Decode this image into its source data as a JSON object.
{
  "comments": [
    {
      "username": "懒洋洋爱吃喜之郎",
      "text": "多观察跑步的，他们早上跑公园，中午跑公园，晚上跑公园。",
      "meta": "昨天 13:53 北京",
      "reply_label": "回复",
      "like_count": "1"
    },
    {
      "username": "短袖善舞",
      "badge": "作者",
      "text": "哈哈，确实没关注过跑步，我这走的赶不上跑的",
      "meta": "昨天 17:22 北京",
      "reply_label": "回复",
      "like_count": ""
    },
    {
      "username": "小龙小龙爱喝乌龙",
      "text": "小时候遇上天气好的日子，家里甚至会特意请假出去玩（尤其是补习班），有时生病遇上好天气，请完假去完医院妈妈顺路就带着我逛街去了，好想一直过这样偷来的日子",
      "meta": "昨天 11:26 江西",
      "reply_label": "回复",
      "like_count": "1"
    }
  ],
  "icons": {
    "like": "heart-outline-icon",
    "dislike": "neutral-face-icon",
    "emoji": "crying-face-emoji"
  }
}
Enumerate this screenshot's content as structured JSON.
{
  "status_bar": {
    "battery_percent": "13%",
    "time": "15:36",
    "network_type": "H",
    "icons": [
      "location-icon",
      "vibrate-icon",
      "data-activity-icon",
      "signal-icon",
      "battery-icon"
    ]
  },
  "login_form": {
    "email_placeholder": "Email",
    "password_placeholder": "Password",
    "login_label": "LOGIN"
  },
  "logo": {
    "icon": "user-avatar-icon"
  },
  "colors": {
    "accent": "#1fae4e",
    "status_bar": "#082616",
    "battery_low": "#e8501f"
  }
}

* **Given problem**:
Reproduce the data shown above exactly.

* **Worked solution**:
Decode this image into its source data as a JSON object.
{
  "comments": [
    {
      "username": "懒洋洋爱吃喜之郎",
      "text": "多观察跑步的，他们早上跑公园，中午跑公园，晚上跑公园。",
      "meta": "昨天 13:53 北京",
      "reply_label": "回复",
      "like_count": "1"
    },
    {
      "username": "短袖善舞",
      "badge": "作者",
      "text": "哈哈，确实没关注过跑步，我这走的赶不上跑的",
      "meta": "昨天 17:22 北京",
      "reply_label": "回复",
      "like_count": ""
    },
    {
      "username": "小龙小龙爱喝乌龙",
      "text": "小时候遇上天气好的日子，家里甚至会特意请假出去玩（尤其是补习班），有时生病遇上好天气，请完假去完医院妈妈顺路就带着我逛街去了，好想一直过这样偷来的日子",
      "meta": "昨天 11:26 江西",
      "reply_label": "回复",
      "like_count": "1"
    }
  ],
  "icons": {
    "like": "heart-outline-icon",
    "dislike": "neutral-face-icon",
    "emoji": "crying-face-emoji"
  }
}
Enumerate this screenshot's content as structured JSON.
{
  "status_bar": {
    "battery_percent": "13%",
    "time": "15:36",
    "network_type": "H",
    "icons": [
      "location-icon",
      "vibrate-icon",
      "data-activity-icon",
      "signal-icon",
      "battery-icon"
    ]
  },
  "login_form": {
    "email_placeholder": "Email",
    "password_placeholder": "Password",
    "login_label": "LOGIN"
  },
  "logo": {
    "icon": "user-avatar-icon"
  },
  "colors": {
    "accent": "#1fae4e",
    "status_bar": "#082616",
    "battery_low": "#e8501f"
  }
}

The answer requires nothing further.